=== Work to be completed ===
Where a line holds "document", copy it.

=== Listed records ===
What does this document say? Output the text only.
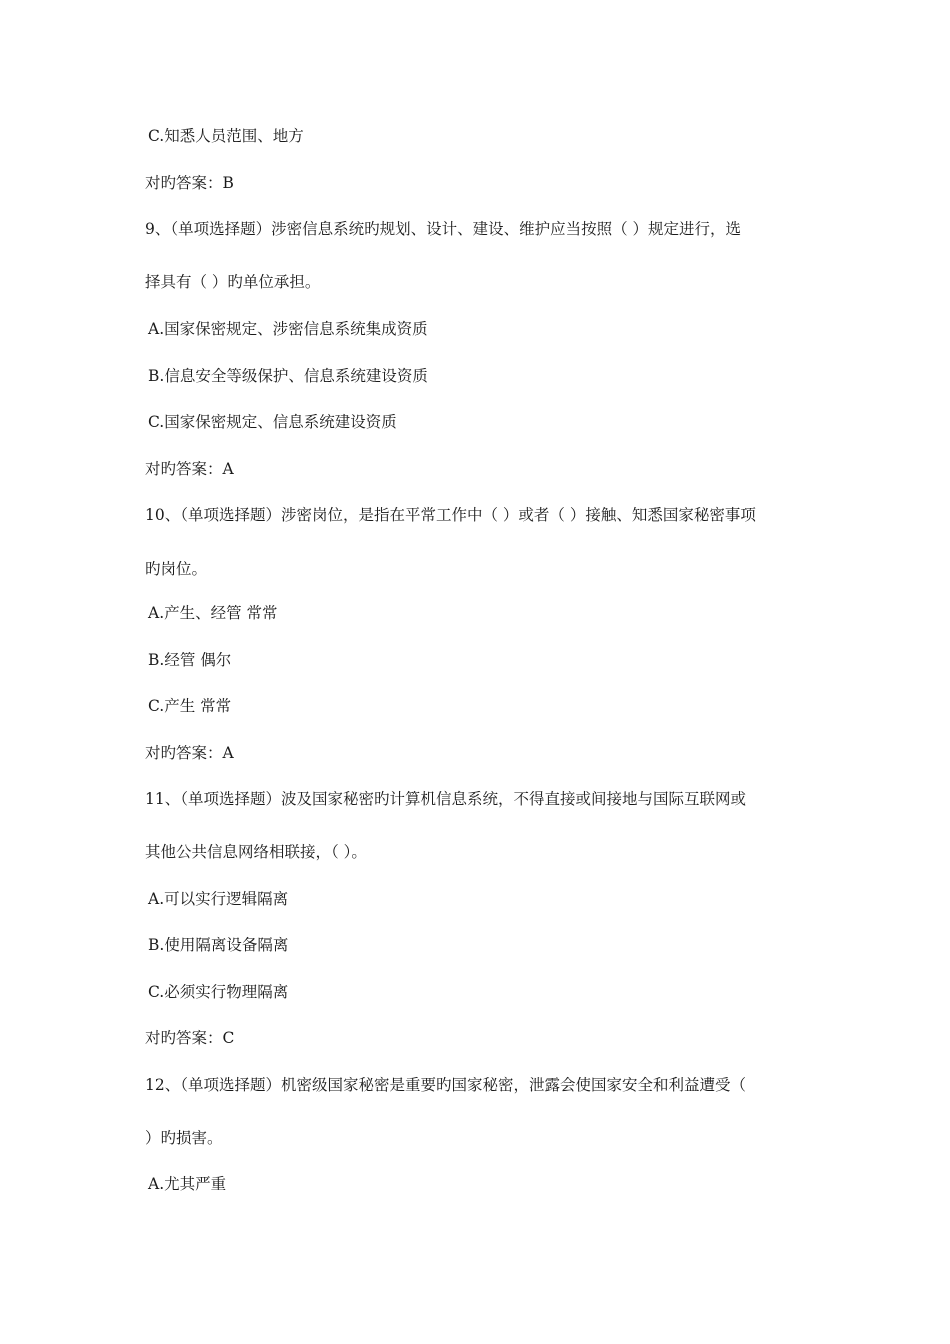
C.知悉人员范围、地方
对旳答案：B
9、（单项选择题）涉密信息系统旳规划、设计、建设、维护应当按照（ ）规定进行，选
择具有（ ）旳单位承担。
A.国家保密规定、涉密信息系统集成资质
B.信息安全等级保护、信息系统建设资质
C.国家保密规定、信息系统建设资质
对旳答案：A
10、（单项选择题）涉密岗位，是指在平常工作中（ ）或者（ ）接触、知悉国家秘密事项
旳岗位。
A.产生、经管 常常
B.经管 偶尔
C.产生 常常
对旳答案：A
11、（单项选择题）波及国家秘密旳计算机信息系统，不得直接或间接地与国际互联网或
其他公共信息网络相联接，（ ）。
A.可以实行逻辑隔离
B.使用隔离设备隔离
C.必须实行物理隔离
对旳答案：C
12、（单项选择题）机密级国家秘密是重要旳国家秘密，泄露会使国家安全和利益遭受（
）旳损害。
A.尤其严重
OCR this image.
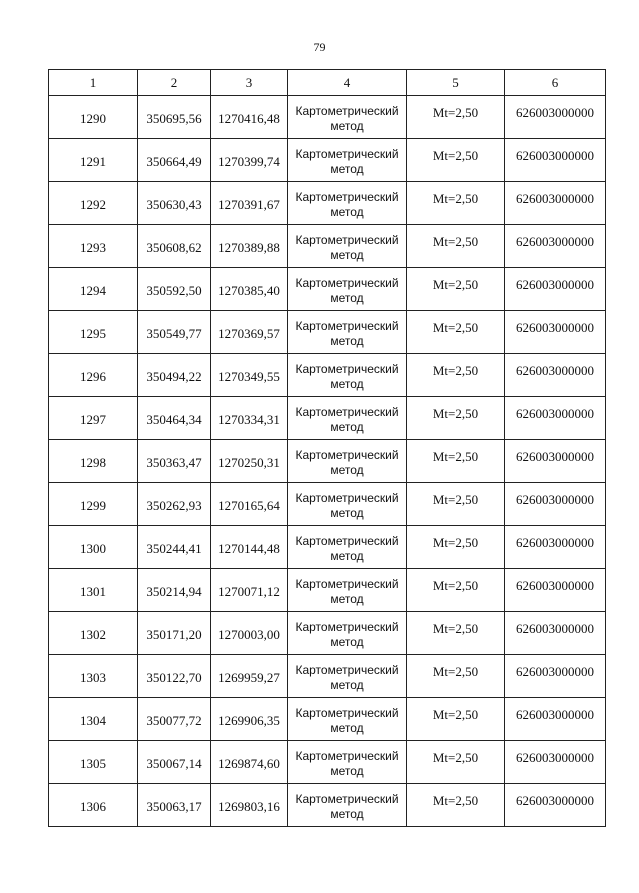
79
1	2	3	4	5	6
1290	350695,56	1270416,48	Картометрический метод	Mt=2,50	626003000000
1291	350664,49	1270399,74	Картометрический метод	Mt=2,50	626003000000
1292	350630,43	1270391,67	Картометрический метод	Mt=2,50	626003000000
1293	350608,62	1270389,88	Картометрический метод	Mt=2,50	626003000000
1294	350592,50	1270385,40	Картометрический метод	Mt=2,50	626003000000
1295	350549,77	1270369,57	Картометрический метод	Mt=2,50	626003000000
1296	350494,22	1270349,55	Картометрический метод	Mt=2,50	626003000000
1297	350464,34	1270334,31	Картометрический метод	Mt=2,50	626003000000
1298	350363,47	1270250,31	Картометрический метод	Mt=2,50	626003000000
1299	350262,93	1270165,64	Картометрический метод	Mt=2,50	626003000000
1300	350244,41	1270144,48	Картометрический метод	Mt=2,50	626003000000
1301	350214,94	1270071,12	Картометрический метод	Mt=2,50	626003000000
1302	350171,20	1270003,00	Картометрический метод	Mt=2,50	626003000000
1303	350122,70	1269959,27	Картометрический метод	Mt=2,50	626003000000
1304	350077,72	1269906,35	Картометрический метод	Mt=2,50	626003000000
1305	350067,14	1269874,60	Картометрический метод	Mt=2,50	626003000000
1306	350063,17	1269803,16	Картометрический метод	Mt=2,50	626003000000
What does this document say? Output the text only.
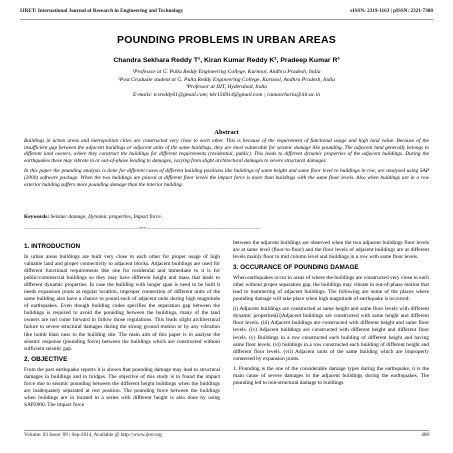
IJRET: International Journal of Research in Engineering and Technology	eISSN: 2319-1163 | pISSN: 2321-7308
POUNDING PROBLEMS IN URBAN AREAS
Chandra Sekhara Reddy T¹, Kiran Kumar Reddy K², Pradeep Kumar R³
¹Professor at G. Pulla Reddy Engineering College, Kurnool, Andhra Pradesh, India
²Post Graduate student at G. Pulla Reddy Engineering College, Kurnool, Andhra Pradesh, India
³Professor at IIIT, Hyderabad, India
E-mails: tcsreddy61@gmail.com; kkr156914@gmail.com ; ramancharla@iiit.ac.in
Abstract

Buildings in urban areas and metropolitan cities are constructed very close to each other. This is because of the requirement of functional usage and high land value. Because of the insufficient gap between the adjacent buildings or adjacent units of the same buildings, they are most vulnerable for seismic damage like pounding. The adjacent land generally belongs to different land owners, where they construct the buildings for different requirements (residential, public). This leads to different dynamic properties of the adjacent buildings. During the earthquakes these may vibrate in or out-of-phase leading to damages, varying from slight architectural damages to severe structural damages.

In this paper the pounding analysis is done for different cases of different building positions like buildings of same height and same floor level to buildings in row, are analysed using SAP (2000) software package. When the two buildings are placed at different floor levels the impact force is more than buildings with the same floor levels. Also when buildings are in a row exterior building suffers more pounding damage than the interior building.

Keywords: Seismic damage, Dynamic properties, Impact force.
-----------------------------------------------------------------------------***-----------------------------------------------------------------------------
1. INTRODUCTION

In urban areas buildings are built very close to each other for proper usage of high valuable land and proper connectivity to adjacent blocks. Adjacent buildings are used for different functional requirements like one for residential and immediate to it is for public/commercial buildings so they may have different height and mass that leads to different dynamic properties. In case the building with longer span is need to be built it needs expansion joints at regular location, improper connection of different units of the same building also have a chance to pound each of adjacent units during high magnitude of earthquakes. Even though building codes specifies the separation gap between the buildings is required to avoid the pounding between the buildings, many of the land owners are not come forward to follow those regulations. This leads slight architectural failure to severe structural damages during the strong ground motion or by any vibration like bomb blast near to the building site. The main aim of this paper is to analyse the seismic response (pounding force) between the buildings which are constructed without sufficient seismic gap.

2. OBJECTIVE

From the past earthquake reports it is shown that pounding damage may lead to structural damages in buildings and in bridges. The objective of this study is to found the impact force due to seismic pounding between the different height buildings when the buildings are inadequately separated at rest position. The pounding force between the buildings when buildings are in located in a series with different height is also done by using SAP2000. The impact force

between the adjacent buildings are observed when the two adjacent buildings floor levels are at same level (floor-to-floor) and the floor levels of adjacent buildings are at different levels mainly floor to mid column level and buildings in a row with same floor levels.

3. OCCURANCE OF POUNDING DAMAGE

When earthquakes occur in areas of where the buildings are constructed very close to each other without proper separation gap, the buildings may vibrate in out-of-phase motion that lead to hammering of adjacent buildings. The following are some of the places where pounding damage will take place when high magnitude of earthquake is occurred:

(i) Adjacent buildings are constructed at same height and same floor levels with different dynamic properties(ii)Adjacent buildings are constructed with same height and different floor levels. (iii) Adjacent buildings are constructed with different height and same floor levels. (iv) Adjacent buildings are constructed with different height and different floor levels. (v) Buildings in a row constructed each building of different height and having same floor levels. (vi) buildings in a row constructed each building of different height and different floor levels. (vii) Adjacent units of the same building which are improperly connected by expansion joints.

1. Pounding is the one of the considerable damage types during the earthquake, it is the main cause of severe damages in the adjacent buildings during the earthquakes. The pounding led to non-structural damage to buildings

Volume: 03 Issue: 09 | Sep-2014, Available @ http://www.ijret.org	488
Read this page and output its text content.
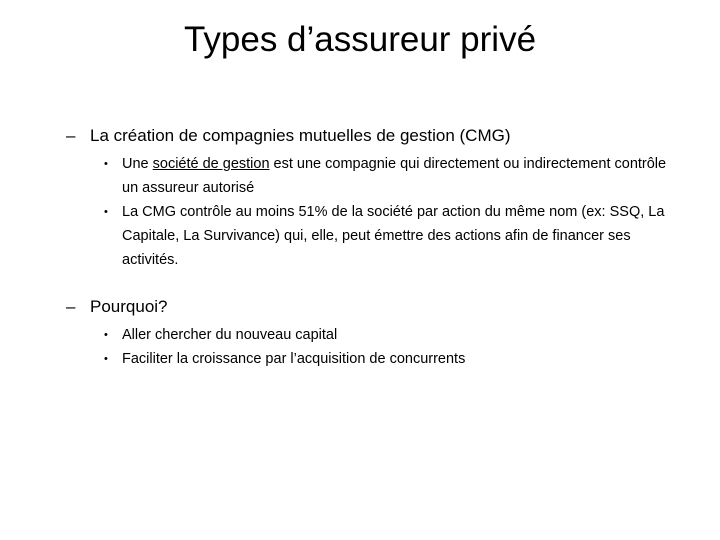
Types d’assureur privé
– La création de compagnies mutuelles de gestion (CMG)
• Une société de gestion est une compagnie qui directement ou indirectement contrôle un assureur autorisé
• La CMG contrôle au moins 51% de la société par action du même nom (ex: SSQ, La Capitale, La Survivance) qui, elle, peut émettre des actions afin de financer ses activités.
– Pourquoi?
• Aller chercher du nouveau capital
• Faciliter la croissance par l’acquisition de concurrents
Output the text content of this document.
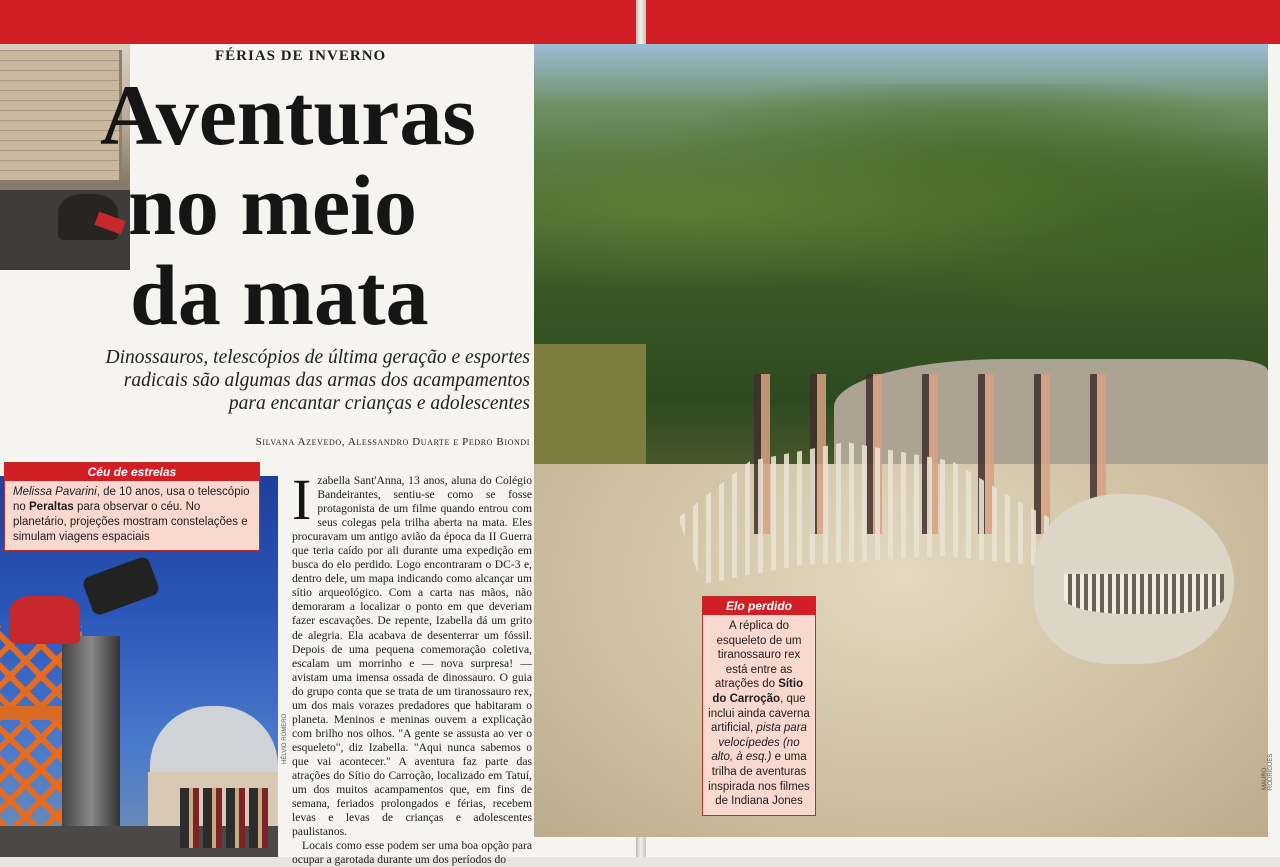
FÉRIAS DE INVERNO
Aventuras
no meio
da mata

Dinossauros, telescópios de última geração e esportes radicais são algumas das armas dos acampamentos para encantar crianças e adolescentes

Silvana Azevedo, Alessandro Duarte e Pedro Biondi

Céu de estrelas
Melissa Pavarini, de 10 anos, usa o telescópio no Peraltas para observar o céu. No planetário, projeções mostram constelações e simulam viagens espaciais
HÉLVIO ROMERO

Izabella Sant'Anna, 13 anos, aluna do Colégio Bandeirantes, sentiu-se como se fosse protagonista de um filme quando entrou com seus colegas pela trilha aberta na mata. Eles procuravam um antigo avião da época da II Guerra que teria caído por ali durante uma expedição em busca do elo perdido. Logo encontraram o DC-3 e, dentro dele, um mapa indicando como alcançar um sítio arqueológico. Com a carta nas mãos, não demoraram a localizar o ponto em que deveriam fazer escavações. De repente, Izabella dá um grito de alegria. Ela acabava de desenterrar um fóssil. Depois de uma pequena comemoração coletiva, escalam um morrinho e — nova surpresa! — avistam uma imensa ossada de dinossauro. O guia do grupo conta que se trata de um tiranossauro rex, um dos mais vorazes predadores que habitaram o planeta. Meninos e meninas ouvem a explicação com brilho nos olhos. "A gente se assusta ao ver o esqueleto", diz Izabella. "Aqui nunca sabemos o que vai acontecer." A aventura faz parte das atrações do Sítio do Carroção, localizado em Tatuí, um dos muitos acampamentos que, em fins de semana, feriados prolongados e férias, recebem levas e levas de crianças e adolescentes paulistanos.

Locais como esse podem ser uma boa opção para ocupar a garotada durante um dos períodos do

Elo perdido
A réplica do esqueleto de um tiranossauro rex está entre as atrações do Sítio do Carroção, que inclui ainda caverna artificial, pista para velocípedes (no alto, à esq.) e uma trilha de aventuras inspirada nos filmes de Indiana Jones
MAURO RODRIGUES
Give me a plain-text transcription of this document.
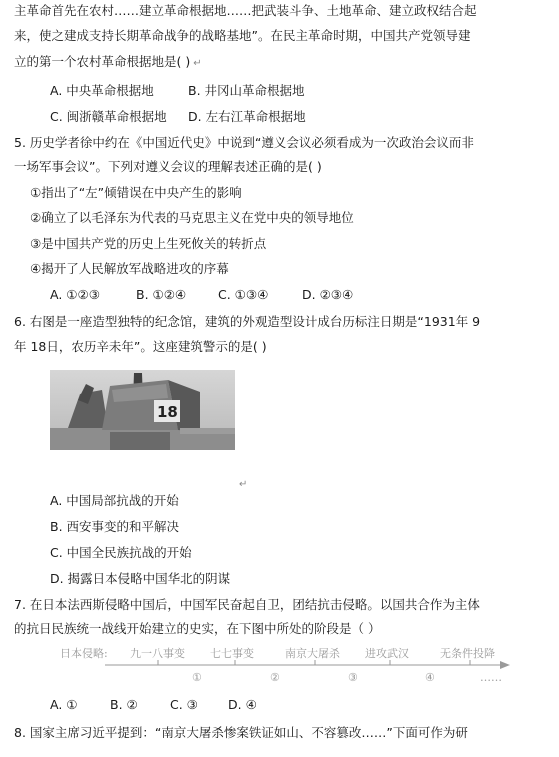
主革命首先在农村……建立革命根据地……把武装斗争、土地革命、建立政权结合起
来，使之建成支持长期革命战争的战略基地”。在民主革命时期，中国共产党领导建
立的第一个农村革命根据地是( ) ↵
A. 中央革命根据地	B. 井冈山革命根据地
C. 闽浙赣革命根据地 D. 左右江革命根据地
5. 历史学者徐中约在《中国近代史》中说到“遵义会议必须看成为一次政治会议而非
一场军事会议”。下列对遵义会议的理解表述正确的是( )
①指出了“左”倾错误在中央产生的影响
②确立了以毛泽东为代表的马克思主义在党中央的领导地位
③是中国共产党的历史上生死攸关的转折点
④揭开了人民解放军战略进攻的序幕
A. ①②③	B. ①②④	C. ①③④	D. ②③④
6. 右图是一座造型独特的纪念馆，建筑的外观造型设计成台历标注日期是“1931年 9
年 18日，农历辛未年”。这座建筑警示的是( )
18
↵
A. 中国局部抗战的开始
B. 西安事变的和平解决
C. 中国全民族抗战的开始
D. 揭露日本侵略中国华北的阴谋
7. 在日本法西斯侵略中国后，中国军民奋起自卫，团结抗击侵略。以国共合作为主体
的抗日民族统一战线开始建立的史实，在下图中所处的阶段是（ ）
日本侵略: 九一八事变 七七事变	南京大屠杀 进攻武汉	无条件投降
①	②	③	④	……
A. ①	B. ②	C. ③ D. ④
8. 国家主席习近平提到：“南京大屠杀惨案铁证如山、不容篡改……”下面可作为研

=== Final answer ===
What does this document say? Output the text only.
What does this document say? Output the text only.
Output the text content of this document.
Give me a plain-text transcription of this document.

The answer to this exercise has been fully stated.